++++ Records for the task
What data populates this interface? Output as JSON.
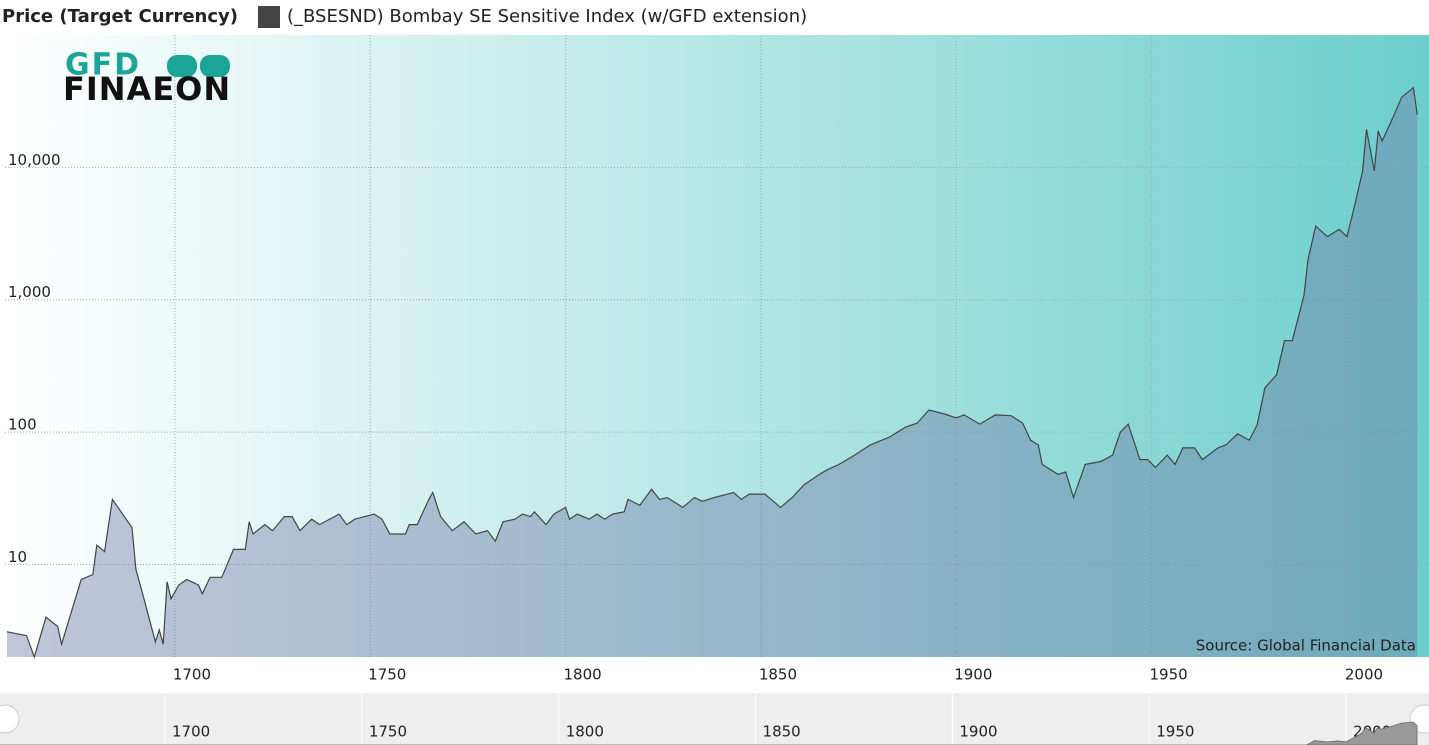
{
  "chart_data": {
    "type": "area",
    "legend_title": "Price (Target Currency)",
    "logo": {
      "top": "GFD",
      "bottom": "FINAEON"
    },
    "source": "Source: Global Financial Data",
    "log_scale": true,
    "grid": true,
    "xlim": [
      1656.5,
      2021
    ],
    "ylim": [
      2,
      100000
    ],
    "xticks": [
      1700,
      1750,
      1800,
      1850,
      1900,
      1950,
      2000
    ],
    "yticks": [
      10,
      100,
      {
        "value": 1000,
        "label": "1,000"
      },
      {
        "value": 10000,
        "label": "10,000"
      }
    ],
    "series": [
      {
        "name": "(_BSESND) Bombay SE Sensitive Index (w/GFD extension)",
        "color": "#444444",
        "x": [
          1657,
          1662,
          1664,
          1667,
          1670,
          1671,
          1676,
          1679,
          1680,
          1682,
          1684,
          1689,
          1690,
          1692,
          1695,
          1696,
          1697,
          1698,
          1699,
          1701,
          1703,
          1706,
          1707,
          1709,
          1712,
          1715,
          1718,
          1719,
          1720,
          1723,
          1725,
          1728,
          1730,
          1732,
          1735,
          1737,
          1742,
          1744,
          1746,
          1751,
          1753,
          1755,
          1759,
          1760,
          1762,
          1765,
          1766,
          1768,
          1771,
          1774,
          1777,
          1780,
          1782,
          1784,
          1787,
          1789,
          1791,
          1792,
          1795,
          1797,
          1800,
          1801,
          1803,
          1806,
          1808,
          1810,
          1812,
          1815,
          1816,
          1819,
          1822,
          1824,
          1826,
          1830,
          1833,
          1835,
          1838,
          1843,
          1845,
          1847,
          1851,
          1855,
          1858,
          1861,
          1865,
          1867,
          1870,
          1874,
          1878,
          1883,
          1887,
          1890,
          1893,
          1897,
          1900,
          1902,
          1906,
          1910,
          1914,
          1917,
          1919,
          1921,
          1922,
          1926,
          1928,
          1930,
          1933,
          1937,
          1940,
          1942,
          1944,
          1947,
          1949,
          1951,
          1954,
          1956,
          1958,
          1961,
          1963,
          1967,
          1969,
          1972,
          1975,
          1977,
          1979,
          1982,
          1984,
          1986,
          1989,
          1990,
          1992,
          1995,
          1998,
          2000,
          2002,
          2004,
          2005,
          2007,
          2008,
          2009,
          2012,
          2014,
          2017,
          2018
        ],
        "values": [
          3.1,
          2.9,
          2.0,
          4.0,
          3.4,
          2.5,
          7.7,
          8.4,
          14,
          12.5,
          31,
          19,
          9.2,
          5.6,
          2.6,
          3.2,
          2.5,
          7.4,
          5.5,
          7.0,
          7.7,
          7.0,
          6.0,
          8.0,
          8.0,
          13,
          13,
          21,
          17,
          20,
          18,
          23,
          23,
          18,
          22,
          20,
          24,
          20,
          22,
          24,
          22,
          17,
          17,
          20,
          20,
          31,
          35,
          23,
          18,
          21,
          17,
          18,
          15,
          21,
          22,
          24,
          23,
          25,
          20,
          24,
          27,
          22,
          24,
          22,
          24,
          22,
          24,
          25,
          31,
          28,
          37,
          31,
          32,
          27,
          32,
          30,
          32,
          35,
          31,
          34,
          34,
          27,
          32,
          40,
          48,
          52,
          57,
          67,
          80,
          92,
          109,
          117,
          147,
          137,
          128,
          135,
          115,
          135,
          133,
          117,
          87,
          80,
          57,
          48,
          50,
          32,
          57,
          60,
          67,
          100,
          115,
          62,
          62,
          54,
          67,
          57,
          76,
          76,
          62,
          76,
          80,
          97,
          87,
          113,
          216,
          271,
          490,
          490,
          1080,
          1990,
          3600,
          3000,
          3400,
          3000,
          5200,
          9400,
          19400,
          9400,
          18800,
          15800,
          24600,
          33900,
          40000,
          25000
        ]
      }
    ]
  }
}
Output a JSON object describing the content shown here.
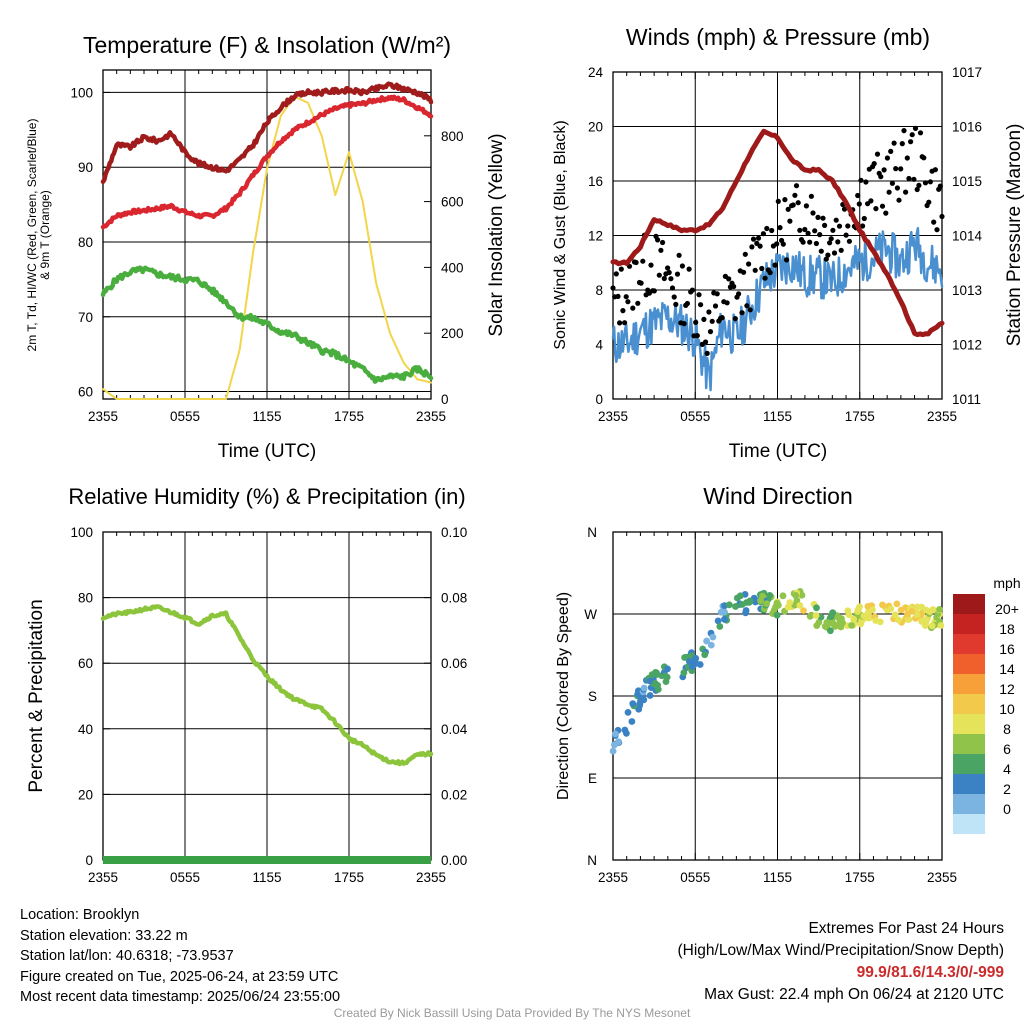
++++++++
* Exercise description *
Restate the whole of the material word for word without the pictures.

* Answer *
What data populates this interface? Output as JSON.
{
  "chart_data": {
    "type": "area",
    "legend_title": "Price (Target Currency)",
    "logo": {
      "top": "GFD",
      "bottom": "FINAEON"
    },
    "source": "Source: Global Financial Data",
    "log_scale": true,
    "grid": true,
    "xlim": [
      1656.5,
      2021
    ],
    "ylim": [
      2,
      100000
    ],
    "xticks": [
      1700,
      1750,
      1800,
      1850,
      1900,
      1950,
      2000
    ],
    "yticks": [
      10,
      100,
      {
        "value": 1000,
        "label": "1,000"
      },
      {
        "value": 10000,
        "label": "10,000"
      }
    ],
    "series": [
      {
        "name": "(_BSESND) Bombay SE Sensitive Index (w/GFD extension)",
        "color": "#444444",
        "x": [
          1657,
          1662,
          1664,
          1667,
          1670,
          1671,
          1676,
          1679,
          1680,
          1682,
          1684,
          1689,
          1690,
          1692,
          1695,
          1696,
          1697,
          1698,
          1699,
          1701,
          1703,
          1706,
          1707,
          1709,
          1712,
          1715,
          1718,
          1719,
          1720,
          1723,
          1725,
          1728,
          1730,
          1732,
          1735,
          1737,
          1742,
          1744,
          1746,
          1751,
          1753,
          1755,
          1759,
          1760,
          1762,
          1765,
          1766,
          1768,
          1771,
          1774,
          1777,
          1780,
          1782,
          1784,
          1787,
          1789,
          1791,
          1792,
          1795,
          1797,
          1800,
          1801,
          1803,
          1806,
          1808,
          1810,
          1812,
          1815,
          1816,
          1819,
          1822,
          1824,
          1826,
          1830,
          1833,
          1835,
          1838,
          1843,
          1845,
          1847,
          1851,
          1855,
          1858,
          1861,
          1865,
          1867,
          1870,
          1874,
          1878,
          1883,
          1887,
          1890,
          1893,
          1897,
          1900,
          1902,
          1906,
          1910,
          1914,
          1917,
          1919,
          1921,
          1922,
          1926,
          1928,
          1930,
          1933,
          1937,
          1940,
          1942,
          1944,
          1947,
          1949,
          1951,
          1954,
          1956,
          1958,
          1961,
          1963,
          1967,
          1969,
          1972,
          1975,
          1977,
          1979,
          1982,
          1984,
          1986,
          1989,
          1990,
          1992,
          1995,
          1998,
          2000,
          2002,
          2004,
          2005,
          2007,
          2008,
          2009,
          2012,
          2014,
          2017,
          2018
        ],
        "values": [
          3.1,
          2.9,
          2.0,
          4.0,
          3.4,
          2.5,
          7.7,
          8.4,
          14,
          12.5,
          31,
          19,
          9.2,
          5.6,
          2.6,
          3.2,
          2.5,
          7.4,
          5.5,
          7.0,
          7.7,
          7.0,
          6.0,
          8.0,
          8.0,
          13,
          13,
          21,
          17,
          20,
          18,
          23,
          23,
          18,
          22,
          20,
          24,
          20,
          22,
          24,
          22,
          17,
          17,
          20,
          20,
          31,
          35,
          23,
          18,
          21,
          17,
          18,
          15,
          21,
          22,
          24,
          23,
          25,
          20,
          24,
          27,
          22,
          24,
          22,
          24,
          22,
          24,
          25,
          31,
          28,
          37,
          31,
          32,
          27,
          32,
          30,
          32,
          35,
          31,
          34,
          34,
          27,
          32,
          40,
          48,
          52,
          57,
          67,
          80,
          92,
          109,
          117,
          147,
          137,
          128,
          135,
          115,
          135,
          133,
          117,
          87,
          80,
          57,
          48,
          50,
          32,
          57,
          60,
          67,
          100,
          115,
          62,
          62,
          54,
          67,
          57,
          76,
          76,
          62,
          76,
          80,
          97,
          87,
          113,
          216,
          271,
          490,
          490,
          1080,
          1990,
          3600,
          3000,
          3400,
          3000,
          5200,
          9400,
          19400,
          9400,
          18800,
          15800,
          24600,
          33900,
          40000,
          25000
        ]
      }
    ]
  }
}
Output a JSON object describing the content shown here.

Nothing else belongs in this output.